WHAT THE EXERCISE ASKS:
Each record is to be printed again precisely as it reads.

* * *

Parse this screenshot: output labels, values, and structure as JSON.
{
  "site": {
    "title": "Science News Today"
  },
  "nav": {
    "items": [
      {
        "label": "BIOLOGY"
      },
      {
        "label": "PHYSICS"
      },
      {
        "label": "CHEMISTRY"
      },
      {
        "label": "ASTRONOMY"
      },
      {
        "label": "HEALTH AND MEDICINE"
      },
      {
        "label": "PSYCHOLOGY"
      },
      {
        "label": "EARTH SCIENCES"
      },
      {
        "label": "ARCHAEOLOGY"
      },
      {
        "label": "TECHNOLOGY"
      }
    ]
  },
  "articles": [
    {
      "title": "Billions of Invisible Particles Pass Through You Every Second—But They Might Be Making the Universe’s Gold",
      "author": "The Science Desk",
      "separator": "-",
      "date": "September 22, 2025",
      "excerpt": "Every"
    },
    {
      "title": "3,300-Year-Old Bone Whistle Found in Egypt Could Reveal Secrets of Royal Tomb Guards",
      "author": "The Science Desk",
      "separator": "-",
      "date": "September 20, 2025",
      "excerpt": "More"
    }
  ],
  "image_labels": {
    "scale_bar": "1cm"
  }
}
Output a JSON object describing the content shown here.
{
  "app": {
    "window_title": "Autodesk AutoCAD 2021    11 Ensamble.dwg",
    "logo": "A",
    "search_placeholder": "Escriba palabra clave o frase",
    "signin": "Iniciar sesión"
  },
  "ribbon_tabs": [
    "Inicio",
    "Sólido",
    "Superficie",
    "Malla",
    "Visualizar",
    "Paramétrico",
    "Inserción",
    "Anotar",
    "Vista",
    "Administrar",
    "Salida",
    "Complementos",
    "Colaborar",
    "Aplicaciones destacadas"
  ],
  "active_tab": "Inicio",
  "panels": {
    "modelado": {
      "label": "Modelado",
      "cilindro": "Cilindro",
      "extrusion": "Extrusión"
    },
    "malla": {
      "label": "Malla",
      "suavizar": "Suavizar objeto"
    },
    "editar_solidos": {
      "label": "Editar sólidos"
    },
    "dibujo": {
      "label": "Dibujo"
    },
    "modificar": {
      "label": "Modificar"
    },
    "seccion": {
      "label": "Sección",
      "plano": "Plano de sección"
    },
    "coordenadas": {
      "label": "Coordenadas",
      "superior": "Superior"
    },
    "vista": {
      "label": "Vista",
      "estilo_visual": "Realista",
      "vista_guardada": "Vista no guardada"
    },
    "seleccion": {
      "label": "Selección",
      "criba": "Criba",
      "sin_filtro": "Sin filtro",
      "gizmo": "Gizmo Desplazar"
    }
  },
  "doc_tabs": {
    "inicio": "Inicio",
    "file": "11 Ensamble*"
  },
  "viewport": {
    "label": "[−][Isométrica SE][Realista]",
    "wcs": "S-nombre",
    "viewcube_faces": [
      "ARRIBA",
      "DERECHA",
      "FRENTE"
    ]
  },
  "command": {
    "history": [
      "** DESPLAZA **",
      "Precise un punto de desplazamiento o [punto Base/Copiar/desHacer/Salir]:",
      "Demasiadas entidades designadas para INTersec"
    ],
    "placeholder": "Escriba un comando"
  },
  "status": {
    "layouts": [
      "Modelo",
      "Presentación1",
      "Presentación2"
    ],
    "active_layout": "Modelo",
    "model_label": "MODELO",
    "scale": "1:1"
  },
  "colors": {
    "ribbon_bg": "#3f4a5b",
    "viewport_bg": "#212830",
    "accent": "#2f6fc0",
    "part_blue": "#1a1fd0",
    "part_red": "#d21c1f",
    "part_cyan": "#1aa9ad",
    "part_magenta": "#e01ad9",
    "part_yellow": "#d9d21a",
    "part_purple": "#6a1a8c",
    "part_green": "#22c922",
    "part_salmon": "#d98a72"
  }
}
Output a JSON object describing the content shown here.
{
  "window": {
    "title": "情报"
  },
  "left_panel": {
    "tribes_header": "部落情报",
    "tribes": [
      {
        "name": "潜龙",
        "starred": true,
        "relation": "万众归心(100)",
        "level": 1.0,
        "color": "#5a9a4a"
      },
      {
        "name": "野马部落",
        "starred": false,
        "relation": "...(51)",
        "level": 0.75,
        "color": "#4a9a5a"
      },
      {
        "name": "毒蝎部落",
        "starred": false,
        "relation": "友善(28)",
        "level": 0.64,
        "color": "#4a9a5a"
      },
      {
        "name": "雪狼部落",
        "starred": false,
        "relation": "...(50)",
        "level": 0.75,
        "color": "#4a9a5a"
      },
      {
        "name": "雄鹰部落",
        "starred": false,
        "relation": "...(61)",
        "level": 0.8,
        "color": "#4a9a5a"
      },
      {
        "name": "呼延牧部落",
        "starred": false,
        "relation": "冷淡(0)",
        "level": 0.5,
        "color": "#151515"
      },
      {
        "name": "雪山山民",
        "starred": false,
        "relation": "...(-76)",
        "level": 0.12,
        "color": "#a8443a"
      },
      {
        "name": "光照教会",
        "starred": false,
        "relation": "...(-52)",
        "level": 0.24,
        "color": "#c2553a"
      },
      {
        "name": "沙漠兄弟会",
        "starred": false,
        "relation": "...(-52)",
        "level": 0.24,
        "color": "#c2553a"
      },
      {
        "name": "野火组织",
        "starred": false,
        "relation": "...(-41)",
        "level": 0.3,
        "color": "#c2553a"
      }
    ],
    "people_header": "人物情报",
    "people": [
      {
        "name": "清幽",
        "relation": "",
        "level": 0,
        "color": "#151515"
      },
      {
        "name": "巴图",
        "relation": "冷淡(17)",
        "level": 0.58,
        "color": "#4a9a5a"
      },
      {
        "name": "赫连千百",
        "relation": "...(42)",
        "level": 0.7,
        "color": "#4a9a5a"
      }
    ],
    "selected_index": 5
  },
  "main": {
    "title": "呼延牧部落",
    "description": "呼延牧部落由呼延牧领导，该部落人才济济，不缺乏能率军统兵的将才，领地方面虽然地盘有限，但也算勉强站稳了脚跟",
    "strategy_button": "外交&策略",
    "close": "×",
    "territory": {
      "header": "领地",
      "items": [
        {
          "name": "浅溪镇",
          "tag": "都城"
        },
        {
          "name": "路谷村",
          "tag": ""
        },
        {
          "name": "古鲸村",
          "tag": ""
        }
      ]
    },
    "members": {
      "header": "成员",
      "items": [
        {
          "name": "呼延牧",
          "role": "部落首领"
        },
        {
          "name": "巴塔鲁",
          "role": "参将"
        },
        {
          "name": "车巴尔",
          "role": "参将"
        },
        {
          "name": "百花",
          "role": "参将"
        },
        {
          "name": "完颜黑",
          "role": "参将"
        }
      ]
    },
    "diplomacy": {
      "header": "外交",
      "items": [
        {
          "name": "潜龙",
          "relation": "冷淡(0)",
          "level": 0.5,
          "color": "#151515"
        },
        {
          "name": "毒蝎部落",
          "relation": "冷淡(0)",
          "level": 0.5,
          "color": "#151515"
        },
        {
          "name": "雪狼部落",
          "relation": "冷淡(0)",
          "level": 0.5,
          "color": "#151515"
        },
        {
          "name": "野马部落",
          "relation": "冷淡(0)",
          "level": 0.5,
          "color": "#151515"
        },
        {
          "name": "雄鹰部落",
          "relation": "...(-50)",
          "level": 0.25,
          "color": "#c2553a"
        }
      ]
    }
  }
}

* * *

FULL OUTPUT:
Parse this screenshot: output labels, values, and structure as JSON.
{
  "site": {
    "title": "Science News Today"
  },
  "nav": {
    "items": [
      {
        "label": "BIOLOGY"
      },
      {
        "label": "PHYSICS"
      },
      {
        "label": "CHEMISTRY"
      },
      {
        "label": "ASTRONOMY"
      },
      {
        "label": "HEALTH AND MEDICINE"
      },
      {
        "label": "PSYCHOLOGY"
      },
      {
        "label": "EARTH SCIENCES"
      },
      {
        "label": "ARCHAEOLOGY"
      },
      {
        "label": "TECHNOLOGY"
      }
    ]
  },
  "articles": [
    {
      "title": "Billions of Invisible Particles Pass Through You Every Second—But They Might Be Making the Universe’s Gold",
      "author": "The Science Desk",
      "separator": "-",
      "date": "September 22, 2025",
      "excerpt": "Every"
    },
    {
      "title": "3,300-Year-Old Bone Whistle Found in Egypt Could Reveal Secrets of Royal Tomb Guards",
      "author": "The Science Desk",
      "separator": "-",
      "date": "September 20, 2025",
      "excerpt": "More"
    }
  ],
  "image_labels": {
    "scale_bar": "1cm"
  }
}
Output a JSON object describing the content shown here.
{
  "app": {
    "window_title": "Autodesk AutoCAD 2021    11 Ensamble.dwg",
    "logo": "A",
    "search_placeholder": "Escriba palabra clave o frase",
    "signin": "Iniciar sesión"
  },
  "ribbon_tabs": [
    "Inicio",
    "Sólido",
    "Superficie",
    "Malla",
    "Visualizar",
    "Paramétrico",
    "Inserción",
    "Anotar",
    "Vista",
    "Administrar",
    "Salida",
    "Complementos",
    "Colaborar",
    "Aplicaciones destacadas"
  ],
  "active_tab": "Inicio",
  "panels": {
    "modelado": {
      "label": "Modelado",
      "cilindro": "Cilindro",
      "extrusion": "Extrusión"
    },
    "malla": {
      "label": "Malla",
      "suavizar": "Suavizar objeto"
    },
    "editar_solidos": {
      "label": "Editar sólidos"
    },
    "dibujo": {
      "label": "Dibujo"
    },
    "modificar": {
      "label": "Modificar"
    },
    "seccion": {
      "label": "Sección",
      "plano": "Plano de sección"
    },
    "coordenadas": {
      "label": "Coordenadas",
      "superior": "Superior"
    },
    "vista": {
      "label": "Vista",
      "estilo_visual": "Realista",
      "vista_guardada": "Vista no guardada"
    },
    "seleccion": {
      "label": "Selección",
      "criba": "Criba",
      "sin_filtro": "Sin filtro",
      "gizmo": "Gizmo Desplazar"
    }
  },
  "doc_tabs": {
    "inicio": "Inicio",
    "file": "11 Ensamble*"
  },
  "viewport": {
    "label": "[−][Isométrica SE][Realista]",
    "wcs": "S-nombre",
    "viewcube_faces": [
      "ARRIBA",
      "DERECHA",
      "FRENTE"
    ]
  },
  "command": {
    "history": [
      "** DESPLAZA **",
      "Precise un punto de desplazamiento o [punto Base/Copiar/desHacer/Salir]:",
      "Demasiadas entidades designadas para INTersec"
    ],
    "placeholder": "Escriba un comando"
  },
  "status": {
    "layouts": [
      "Modelo",
      "Presentación1",
      "Presentación2"
    ],
    "active_layout": "Modelo",
    "model_label": "MODELO",
    "scale": "1:1"
  },
  "colors": {
    "ribbon_bg": "#3f4a5b",
    "viewport_bg": "#212830",
    "accent": "#2f6fc0",
    "part_blue": "#1a1fd0",
    "part_red": "#d21c1f",
    "part_cyan": "#1aa9ad",
    "part_magenta": "#e01ad9",
    "part_yellow": "#d9d21a",
    "part_purple": "#6a1a8c",
    "part_green": "#22c922",
    "part_salmon": "#d98a72"
  }
}
Output a JSON object describing the content shown here.
{
  "window": {
    "title": "情报"
  },
  "left_panel": {
    "tribes_header": "部落情报",
    "tribes": [
      {
        "name": "潜龙",
        "starred": true,
        "relation": "万众归心(100)",
        "level": 1.0,
        "color": "#5a9a4a"
      },
      {
        "name": "野马部落",
        "starred": false,
        "relation": "...(51)",
        "level": 0.75,
        "color": "#4a9a5a"
      },
      {
        "name": "毒蝎部落",
        "starred": false,
        "relation": "友善(28)",
        "level": 0.64,
        "color": "#4a9a5a"
      },
      {
        "name": "雪狼部落",
        "starred": false,
        "relation": "...(50)",
        "level": 0.75,
        "color": "#4a9a5a"
      },
      {
        "name": "雄鹰部落",
        "starred": false,
        "relation": "...(61)",
        "level": 0.8,
        "color": "#4a9a5a"
      },
      {
        "name": "呼延牧部落",
        "starred": false,
        "relation": "冷淡(0)",
        "level": 0.5,
        "color": "#151515"
      },
      {
        "name": "雪山山民",
        "starred": false,
        "relation": "...(-76)",
        "level": 0.12,
        "color": "#a8443a"
      },
      {
        "name": "光照教会",
        "starred": false,
        "relation": "...(-52)",
        "level": 0.24,
        "color": "#c2553a"
      },
      {
        "name": "沙漠兄弟会",
        "starred": false,
        "relation": "...(-52)",
        "level": 0.24,
        "color": "#c2553a"
      },
      {
        "name": "野火组织",
        "starred": false,
        "relation": "...(-41)",
        "level": 0.3,
        "color": "#c2553a"
      }
    ],
    "people_header": "人物情报",
    "people": [
      {
        "name": "清幽",
        "relation": "",
        "level": 0,
        "color": "#151515"
      },
      {
        "name": "巴图",
        "relation": "冷淡(17)",
        "level": 0.58,
        "color": "#4a9a5a"
      },
      {
        "name": "赫连千百",
        "relation": "...(42)",
        "level": 0.7,
        "color": "#4a9a5a"
      }
    ],
    "selected_index": 5
  },
  "main": {
    "title": "呼延牧部落",
    "description": "呼延牧部落由呼延牧领导，该部落人才济济，不缺乏能率军统兵的将才，领地方面虽然地盘有限，但也算勉强站稳了脚跟",
    "strategy_button": "外交&策略",
    "close": "×",
    "territory": {
      "header": "领地",
      "items": [
        {
          "name": "浅溪镇",
          "tag": "都城"
        },
        {
          "name": "路谷村",
          "tag": ""
        },
        {
          "name": "古鲸村",
          "tag": ""
        }
      ]
    },
    "members": {
      "header": "成员",
      "items": [
        {
          "name": "呼延牧",
          "role": "部落首领"
        },
        {
          "name": "巴塔鲁",
          "role": "参将"
        },
        {
          "name": "车巴尔",
          "role": "参将"
        },
        {
          "name": "百花",
          "role": "参将"
        },
        {
          "name": "完颜黑",
          "role": "参将"
        }
      ]
    },
    "diplomacy": {
      "header": "外交",
      "items": [
        {
          "name": "潜龙",
          "relation": "冷淡(0)",
          "level": 0.5,
          "color": "#151515"
        },
        {
          "name": "毒蝎部落",
          "relation": "冷淡(0)",
          "level": 0.5,
          "color": "#151515"
        },
        {
          "name": "雪狼部落",
          "relation": "冷淡(0)",
          "level": 0.5,
          "color": "#151515"
        },
        {
          "name": "野马部落",
          "relation": "冷淡(0)",
          "level": 0.5,
          "color": "#151515"
        },
        {
          "name": "雄鹰部落",
          "relation": "...(-50)",
          "level": 0.25,
          "color": "#c2553a"
        }
      ]
    }
  }
}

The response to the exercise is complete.